**SELECTED TEXT:**

BEGIN

Keywords: benign adnexal masses, histopathological diagnosis, laparoscopy, ROMA score, transvaginal ultrasound

1. Introduction

Ovarian tumors are among the most frequent pathophysiological conditions discovered in gynecological practice. Whether they are identified during a routine examination or as a consequence of presenting symptoms or complications, the primary symptoms are usually nonspecific. Pelvic examinations in conjunction with transvaginal ultrasound (TV-US) are the key elements of successful management before definitive diagnosis. An annual gynecologic examination and an annual pelvic examination are recommended for preventive health care.[1]

Worldwide, the number of newly diagnosed cases of ovarian cancer is approaching 250,000 per year.[2] Therefore, exclusion of a potentially malignant ovarian tumor is the main objective of every gynecologist. Borderline ovarian tumors, which are histologically defined by atypical epithelial proliferation without stromal invasion,[3] are between benign and malignant ovarian tumors and comprise approximately 15% to 20% of all epithelial ovarian malignancies[4]; therefore, a convergence of efforts to obtain a prompt diagnosis is required.

Patient outcomes have improved with each diagnostic decision that has been made objectively and in a stepwise manner. It has been shown that the International Ovarian Tumor Analysis (IOTA) simple rules (SR) for ultrasound are highly sensitive and specific for predicting ovarian malignancy preoperatively[5]; therefore, their utility in clinical practice has become increasingly significant. Characterization of ovarian pathology is often acquired through pelvic magnetic resonance imaging (MRI) or computerized tomography (CT). Although quality images can be easily obtained with CT and MRI, and although these images can simplify the diagnostic process, the use of these expensive testing modalities should be limited to their recommended indications. Usually, simple serous ovarian cysts do not require detailed investigations; however, other adnexal masses may require more extensive diagnostic imaging evaluations.

Cancer antigen 125 (CA-125) and the Risk of Ovarian Malignancy Algorithm (ROMA) score are extremely efficient tools for determining the nature of ovarian tumors in certain clinical backgrounds. Although CA-125 may be abnormally increased in approximately 80% of women with advanced ovarian cancer,[6] this test lacks diagnostic value due its limited specificity for only ovarian tissue. Excisional biopsy and histopathological (HP) examination are the gold standard procedures for diagnostic certainty.

Using evidence-based medicine, the approach to each clinical case depends on the patient's menopausal status. Menopausal state directs the physician's decision regarding the best method of evaluation. The decision to remain limited to clinical examination and TV-US testing with serum biomarker screening or to proceed directly to surgical exploration will depend mainly on the clinical context. Each of the former clinical investigative processes could be considered controversial depending on when each evaluation method should best be used.

END

**MATERIAL PROVIDED:**
BEGIN

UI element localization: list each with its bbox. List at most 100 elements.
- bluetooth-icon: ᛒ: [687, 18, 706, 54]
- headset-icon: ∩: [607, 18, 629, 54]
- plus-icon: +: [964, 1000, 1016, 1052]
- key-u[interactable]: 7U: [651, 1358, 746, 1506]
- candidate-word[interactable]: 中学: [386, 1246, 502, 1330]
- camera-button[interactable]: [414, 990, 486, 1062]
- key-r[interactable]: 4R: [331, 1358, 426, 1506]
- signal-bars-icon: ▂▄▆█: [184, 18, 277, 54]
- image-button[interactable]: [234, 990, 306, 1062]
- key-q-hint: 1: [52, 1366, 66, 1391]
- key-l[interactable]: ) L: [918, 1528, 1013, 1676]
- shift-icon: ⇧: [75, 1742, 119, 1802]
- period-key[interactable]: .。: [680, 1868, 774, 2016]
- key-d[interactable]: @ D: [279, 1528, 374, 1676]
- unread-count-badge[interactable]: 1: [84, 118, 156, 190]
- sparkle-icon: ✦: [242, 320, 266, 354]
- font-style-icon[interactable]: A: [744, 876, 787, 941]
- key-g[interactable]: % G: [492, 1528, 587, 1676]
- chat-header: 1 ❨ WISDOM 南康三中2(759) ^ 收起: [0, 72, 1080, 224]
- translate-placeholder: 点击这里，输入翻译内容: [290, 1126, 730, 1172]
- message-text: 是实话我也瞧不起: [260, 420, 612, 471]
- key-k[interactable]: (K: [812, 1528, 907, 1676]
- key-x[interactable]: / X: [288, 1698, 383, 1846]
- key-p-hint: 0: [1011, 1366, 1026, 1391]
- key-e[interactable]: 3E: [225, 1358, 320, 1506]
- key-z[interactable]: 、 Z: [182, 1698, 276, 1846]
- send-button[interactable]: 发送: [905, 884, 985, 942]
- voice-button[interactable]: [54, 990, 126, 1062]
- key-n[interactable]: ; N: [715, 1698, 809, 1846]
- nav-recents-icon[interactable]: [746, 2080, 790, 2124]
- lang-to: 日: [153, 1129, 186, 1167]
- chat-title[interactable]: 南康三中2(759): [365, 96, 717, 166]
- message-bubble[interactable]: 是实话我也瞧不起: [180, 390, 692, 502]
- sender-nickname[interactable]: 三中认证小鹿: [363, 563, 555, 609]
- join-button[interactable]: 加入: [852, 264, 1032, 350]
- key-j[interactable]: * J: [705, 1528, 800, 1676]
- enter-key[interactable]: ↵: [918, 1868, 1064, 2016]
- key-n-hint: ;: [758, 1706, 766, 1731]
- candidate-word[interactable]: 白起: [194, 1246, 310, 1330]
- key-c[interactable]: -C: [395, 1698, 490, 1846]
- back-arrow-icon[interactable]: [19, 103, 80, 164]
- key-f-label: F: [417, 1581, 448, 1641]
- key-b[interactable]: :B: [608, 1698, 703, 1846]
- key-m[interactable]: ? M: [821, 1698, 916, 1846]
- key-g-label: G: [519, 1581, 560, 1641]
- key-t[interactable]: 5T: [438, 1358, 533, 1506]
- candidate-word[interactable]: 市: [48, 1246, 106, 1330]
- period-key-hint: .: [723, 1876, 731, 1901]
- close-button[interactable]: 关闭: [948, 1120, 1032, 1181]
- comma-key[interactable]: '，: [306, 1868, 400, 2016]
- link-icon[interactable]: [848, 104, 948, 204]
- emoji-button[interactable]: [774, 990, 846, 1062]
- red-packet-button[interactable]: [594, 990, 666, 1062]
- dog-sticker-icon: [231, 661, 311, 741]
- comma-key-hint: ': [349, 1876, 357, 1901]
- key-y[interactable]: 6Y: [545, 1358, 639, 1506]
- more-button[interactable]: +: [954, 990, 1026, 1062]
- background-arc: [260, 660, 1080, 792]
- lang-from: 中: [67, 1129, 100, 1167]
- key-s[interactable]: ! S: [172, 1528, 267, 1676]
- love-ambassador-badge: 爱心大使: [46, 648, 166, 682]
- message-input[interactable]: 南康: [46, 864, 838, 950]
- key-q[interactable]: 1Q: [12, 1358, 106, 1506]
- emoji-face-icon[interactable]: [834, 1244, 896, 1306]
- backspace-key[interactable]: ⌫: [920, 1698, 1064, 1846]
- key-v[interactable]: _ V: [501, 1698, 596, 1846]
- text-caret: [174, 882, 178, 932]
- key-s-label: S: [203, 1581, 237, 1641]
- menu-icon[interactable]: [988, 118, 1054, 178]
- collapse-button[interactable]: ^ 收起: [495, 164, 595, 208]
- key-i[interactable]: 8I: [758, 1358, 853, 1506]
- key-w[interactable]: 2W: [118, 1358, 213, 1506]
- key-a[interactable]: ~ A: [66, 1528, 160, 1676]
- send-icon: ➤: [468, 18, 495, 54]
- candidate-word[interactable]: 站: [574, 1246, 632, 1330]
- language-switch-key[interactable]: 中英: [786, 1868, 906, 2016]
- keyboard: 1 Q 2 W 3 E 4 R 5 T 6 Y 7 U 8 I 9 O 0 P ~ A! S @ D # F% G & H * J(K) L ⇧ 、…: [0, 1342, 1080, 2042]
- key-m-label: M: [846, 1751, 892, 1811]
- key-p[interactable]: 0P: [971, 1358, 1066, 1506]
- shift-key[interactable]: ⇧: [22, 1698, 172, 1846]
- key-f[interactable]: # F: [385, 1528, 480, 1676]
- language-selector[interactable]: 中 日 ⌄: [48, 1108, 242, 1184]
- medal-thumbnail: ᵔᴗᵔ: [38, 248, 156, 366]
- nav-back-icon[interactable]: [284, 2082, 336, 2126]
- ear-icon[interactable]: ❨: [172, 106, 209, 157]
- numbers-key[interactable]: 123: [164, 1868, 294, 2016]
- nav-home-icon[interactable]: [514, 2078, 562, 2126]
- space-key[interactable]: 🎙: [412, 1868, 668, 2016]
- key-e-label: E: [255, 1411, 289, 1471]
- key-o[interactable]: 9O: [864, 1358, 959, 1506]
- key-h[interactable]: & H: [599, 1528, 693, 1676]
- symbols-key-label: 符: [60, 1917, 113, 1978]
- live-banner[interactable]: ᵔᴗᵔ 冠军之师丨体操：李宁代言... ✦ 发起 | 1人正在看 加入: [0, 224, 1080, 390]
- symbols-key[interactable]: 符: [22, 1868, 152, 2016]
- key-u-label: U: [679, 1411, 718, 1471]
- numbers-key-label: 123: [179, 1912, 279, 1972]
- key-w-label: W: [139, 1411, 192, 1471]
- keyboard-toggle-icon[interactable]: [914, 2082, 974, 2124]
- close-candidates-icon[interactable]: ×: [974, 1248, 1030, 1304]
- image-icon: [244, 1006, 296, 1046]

END

**TO DO:**
1 > Answer these questions from the text on ovarian tumors.
(a) How many new cases of ovarian cancer are diagnosed worldwide each year?
(b) What share of all epithelial ovarian malignancies do borderline ovarian tumors make up?
(c) Which procedures are the gold standard for diagnostic certainty?
2 > Carry on the text on ovarian tumors from its last sentence.
The data are not needed here.

**TASK-BY-TASK RESULTS:**
1 >
(a) The number is approaching 250,000 per year.
(b) They make up approximately 15% to 20%.
(c) Excisional biopsy and histopathological (HP) examination are the gold standard.

2 >
The aim of this study was to emphasize the role of preoperative investigations and the unique indications for the different testing methods to determine a diagnosis for ovarian tumors. Another aim was to detect correlations between the preoperative diagnostic tests and the final HP diagnosis. We also reviewed the minimally invasive techniques used to provide therapeutic management for our study group at our clinic.

2. Methods

2.1. Study population

During this retrospective, observational study, we evaluated the diagnostic and therapeutic management of a group of patients with adnexal masses who were admitted to the Department of Obstetrics and Gynecology at “St Pantelimon” Clinical Emergency Hospital in Bucharest between January 2000 and July 2017. We developed our patient database by reviewing the electronic medical records and surgical protocol registries with a special focus on our basic inclusion criteria.

Patients were included if they were diagnosed with an ovarian mass by physicians at our clinic between 2000 and 2017 and if conventional laparoscopy was used for disease management. Exclusion criteria comprised a confirmed diagnosis of polycystic ovary syndrome and ovarian mass that was managed with abdominal surgery

2.2. Data collection

The electronic medical system record used by the hospital (Info World platform), provided the demographic and clinical data we used for the study and included patient age, reason for hospital admission, medical history, menopausal status, and ovarian tumor diagnosis according to the HP examination. The main preoperative data collected were TV-US results, CA-125 levels, and ROMA scores, which served as the quantitative and qualitative variables for statistical evaluation. TV-US examination and its pattern of recognition formed the presumptive diagnosis, which were counterbalanced by the certainty of diagnosis provided by the HP diagnosis. The data collection process also included an analysis of the surgical protocol registries, which included records of the patients’ main surgical procedures and hospital stay lengths. This study was retrospective in nature and was approved by the local ethics committee. Informed consent was provided by each patient, which included permission to use their data. This study was conducted in accordance with the principles of the Declaration of Helsinki and the International Conference for Harmonization.

2.3. Statistical analysis

Given the study design, the main potential sources of bias included imprecision during initial data input and human error.

The study population consisted of 107 patients who met the aforementioned inclusion criteria. The present report is based on descriptive statistics, statistical tests, and bivariate correlations between certain variables. The reported descriptive statistics comprised average values as well as minimum and maximum values and percentiles. For our statistical analyses, we used independent samples t test (difference between the mean values of 2 groups) and the Levene test (difference between the variances of 2 groups). Given the numeric variables from our database, we also used the Pearson correlation coefficient. P values < .001 were considered statistically significant and the associated confidence level was 99.9%.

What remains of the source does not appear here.